## [WRITTEN EXERCISE]
Wherever the string "content" occurs in a line of these records, report that line.

## [PROVIDED INFORMATION]
━━━━━━━━━━━━━━━━

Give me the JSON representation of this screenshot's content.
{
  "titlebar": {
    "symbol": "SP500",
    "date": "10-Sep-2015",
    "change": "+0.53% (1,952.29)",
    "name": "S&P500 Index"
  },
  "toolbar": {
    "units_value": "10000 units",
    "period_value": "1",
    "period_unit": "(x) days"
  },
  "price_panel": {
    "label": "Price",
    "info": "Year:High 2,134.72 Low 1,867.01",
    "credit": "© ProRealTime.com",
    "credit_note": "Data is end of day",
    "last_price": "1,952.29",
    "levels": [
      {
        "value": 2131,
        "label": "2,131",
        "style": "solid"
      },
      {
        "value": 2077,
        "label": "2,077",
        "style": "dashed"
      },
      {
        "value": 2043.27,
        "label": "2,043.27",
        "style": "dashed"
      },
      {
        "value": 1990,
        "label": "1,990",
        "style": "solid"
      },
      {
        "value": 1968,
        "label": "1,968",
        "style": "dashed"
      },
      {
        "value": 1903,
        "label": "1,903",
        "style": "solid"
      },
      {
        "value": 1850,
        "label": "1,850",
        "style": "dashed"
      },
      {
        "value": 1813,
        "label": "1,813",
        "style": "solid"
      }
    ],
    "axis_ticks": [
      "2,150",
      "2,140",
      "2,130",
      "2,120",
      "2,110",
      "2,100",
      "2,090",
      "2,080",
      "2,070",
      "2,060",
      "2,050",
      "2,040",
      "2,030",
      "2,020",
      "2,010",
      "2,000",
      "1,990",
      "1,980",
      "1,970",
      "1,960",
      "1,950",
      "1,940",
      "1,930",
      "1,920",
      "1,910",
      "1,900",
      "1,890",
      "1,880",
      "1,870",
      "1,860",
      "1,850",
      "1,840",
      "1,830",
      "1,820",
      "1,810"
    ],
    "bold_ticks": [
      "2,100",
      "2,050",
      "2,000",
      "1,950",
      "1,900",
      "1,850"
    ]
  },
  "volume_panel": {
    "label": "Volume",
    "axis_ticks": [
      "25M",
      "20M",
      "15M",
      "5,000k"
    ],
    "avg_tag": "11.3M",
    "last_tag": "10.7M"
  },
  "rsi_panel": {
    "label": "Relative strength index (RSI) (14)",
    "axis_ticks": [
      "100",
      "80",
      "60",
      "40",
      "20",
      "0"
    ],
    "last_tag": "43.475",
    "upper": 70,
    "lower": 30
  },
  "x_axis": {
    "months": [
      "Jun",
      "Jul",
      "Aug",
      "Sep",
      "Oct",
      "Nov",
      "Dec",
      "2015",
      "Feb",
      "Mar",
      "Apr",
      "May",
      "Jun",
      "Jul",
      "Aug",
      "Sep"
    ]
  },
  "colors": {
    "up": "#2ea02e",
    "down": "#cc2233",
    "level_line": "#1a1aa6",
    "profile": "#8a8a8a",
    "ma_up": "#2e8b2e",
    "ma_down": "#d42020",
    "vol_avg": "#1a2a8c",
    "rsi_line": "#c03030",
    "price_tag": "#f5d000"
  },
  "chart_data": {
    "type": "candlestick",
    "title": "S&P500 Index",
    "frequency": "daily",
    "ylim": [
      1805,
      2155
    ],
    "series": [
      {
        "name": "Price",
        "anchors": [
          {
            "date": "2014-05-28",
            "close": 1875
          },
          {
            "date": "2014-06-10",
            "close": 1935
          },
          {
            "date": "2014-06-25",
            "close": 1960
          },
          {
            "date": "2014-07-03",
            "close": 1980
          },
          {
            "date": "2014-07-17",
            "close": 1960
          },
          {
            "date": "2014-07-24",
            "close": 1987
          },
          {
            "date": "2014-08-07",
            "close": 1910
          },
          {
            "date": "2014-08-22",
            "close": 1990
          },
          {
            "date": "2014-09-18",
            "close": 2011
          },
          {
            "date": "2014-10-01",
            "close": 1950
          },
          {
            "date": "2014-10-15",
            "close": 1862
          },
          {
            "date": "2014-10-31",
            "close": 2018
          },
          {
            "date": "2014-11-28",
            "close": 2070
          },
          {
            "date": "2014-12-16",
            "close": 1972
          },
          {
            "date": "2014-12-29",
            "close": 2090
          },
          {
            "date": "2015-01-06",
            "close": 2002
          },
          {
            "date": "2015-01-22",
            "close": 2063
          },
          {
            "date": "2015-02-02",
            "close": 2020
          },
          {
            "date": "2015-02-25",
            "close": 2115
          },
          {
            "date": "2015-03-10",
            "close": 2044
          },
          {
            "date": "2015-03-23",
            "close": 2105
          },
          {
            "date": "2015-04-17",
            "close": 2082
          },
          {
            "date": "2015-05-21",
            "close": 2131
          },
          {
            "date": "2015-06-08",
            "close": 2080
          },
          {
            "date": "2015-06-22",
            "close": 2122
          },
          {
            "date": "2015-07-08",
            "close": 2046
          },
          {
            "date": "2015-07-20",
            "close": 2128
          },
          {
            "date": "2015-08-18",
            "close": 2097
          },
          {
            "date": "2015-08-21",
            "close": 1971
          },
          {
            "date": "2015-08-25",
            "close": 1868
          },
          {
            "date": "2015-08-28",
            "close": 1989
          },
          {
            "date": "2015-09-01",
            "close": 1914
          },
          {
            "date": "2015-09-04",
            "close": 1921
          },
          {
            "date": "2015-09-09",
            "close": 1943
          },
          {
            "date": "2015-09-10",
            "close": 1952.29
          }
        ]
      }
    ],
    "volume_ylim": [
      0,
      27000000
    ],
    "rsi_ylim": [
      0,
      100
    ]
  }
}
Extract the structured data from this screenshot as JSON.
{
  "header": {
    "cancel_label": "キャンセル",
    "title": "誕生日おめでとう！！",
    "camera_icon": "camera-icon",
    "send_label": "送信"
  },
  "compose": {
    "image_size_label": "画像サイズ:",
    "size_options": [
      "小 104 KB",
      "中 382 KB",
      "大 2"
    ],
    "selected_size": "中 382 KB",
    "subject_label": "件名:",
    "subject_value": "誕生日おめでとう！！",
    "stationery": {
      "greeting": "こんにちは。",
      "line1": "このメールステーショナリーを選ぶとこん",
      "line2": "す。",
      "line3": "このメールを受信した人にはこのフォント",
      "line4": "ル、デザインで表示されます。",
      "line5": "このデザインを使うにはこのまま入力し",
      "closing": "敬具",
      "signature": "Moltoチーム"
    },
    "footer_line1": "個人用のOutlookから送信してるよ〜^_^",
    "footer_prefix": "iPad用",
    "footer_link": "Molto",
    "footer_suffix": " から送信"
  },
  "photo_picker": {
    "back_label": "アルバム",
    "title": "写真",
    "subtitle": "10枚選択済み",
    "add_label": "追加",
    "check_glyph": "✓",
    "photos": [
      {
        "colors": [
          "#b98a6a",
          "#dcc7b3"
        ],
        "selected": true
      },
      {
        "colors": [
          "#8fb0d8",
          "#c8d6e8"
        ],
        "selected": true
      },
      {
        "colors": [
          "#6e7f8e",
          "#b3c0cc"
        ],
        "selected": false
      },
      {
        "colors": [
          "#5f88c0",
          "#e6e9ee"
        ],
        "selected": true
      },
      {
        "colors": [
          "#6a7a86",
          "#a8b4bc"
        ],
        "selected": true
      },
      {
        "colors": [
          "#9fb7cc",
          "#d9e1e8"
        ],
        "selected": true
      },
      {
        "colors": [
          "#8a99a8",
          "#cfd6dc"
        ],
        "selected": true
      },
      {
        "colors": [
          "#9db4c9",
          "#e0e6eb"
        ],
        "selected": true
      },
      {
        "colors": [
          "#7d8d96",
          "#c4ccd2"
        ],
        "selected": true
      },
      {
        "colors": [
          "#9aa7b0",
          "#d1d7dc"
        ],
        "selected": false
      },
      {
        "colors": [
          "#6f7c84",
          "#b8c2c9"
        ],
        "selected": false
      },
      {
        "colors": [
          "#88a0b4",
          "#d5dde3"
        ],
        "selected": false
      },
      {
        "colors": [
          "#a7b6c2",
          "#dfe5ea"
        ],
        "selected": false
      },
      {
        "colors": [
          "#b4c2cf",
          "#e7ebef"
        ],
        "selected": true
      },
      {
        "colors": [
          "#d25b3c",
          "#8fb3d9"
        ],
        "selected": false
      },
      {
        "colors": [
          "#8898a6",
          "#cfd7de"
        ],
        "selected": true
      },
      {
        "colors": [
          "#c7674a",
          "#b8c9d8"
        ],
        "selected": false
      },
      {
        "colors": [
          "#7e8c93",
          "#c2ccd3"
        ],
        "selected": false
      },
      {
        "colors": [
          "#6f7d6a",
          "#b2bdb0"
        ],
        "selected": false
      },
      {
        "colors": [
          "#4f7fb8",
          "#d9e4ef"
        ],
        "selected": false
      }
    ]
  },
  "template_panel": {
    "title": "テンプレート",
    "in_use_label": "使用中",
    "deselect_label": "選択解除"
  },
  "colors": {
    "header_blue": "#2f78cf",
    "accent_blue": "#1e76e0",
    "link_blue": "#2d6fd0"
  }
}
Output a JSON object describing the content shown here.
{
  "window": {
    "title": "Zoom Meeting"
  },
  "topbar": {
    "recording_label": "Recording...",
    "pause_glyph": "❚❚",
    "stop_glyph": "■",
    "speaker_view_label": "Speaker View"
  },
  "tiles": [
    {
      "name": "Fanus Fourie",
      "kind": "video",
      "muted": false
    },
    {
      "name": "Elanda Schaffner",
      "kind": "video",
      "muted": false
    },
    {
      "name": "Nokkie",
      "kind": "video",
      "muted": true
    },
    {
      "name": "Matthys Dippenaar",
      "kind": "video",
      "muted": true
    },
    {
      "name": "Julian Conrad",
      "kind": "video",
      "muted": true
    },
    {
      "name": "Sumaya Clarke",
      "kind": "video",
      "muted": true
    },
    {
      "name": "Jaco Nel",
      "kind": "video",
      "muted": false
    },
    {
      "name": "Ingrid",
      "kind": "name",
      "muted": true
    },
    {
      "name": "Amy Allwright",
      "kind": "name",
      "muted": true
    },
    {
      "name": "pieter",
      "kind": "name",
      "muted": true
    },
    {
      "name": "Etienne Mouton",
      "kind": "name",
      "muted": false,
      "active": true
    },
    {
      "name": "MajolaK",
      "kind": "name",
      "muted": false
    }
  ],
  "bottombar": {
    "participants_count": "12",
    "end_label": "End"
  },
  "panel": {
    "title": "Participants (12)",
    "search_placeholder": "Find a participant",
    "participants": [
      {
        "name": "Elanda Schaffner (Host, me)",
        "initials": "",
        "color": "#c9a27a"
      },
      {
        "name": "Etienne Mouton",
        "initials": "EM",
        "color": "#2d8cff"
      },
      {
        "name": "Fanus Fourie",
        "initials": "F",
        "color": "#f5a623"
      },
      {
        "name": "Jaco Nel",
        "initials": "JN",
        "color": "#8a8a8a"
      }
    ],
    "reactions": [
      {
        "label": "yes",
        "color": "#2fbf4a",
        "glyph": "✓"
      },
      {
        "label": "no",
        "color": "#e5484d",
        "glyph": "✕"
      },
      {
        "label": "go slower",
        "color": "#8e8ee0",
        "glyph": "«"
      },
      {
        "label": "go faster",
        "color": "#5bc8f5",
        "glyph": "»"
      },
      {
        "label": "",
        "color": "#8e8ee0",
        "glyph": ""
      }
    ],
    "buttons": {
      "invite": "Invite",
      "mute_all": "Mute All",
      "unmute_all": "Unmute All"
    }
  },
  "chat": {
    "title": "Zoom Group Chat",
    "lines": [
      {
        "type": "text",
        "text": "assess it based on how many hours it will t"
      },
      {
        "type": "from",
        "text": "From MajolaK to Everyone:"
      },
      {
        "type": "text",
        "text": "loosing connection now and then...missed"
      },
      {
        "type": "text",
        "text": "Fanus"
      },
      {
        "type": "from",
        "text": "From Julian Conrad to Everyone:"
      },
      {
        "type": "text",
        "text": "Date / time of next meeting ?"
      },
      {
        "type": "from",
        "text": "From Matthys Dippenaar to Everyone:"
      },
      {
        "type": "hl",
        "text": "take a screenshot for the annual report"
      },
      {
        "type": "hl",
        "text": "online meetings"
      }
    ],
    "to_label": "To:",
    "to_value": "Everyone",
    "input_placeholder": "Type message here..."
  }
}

━━━━━━━━━━━━━━━━

## [REPLY]
Give me the JSON representation of this screenshot's content.
Output a JSON object describing the content shown here.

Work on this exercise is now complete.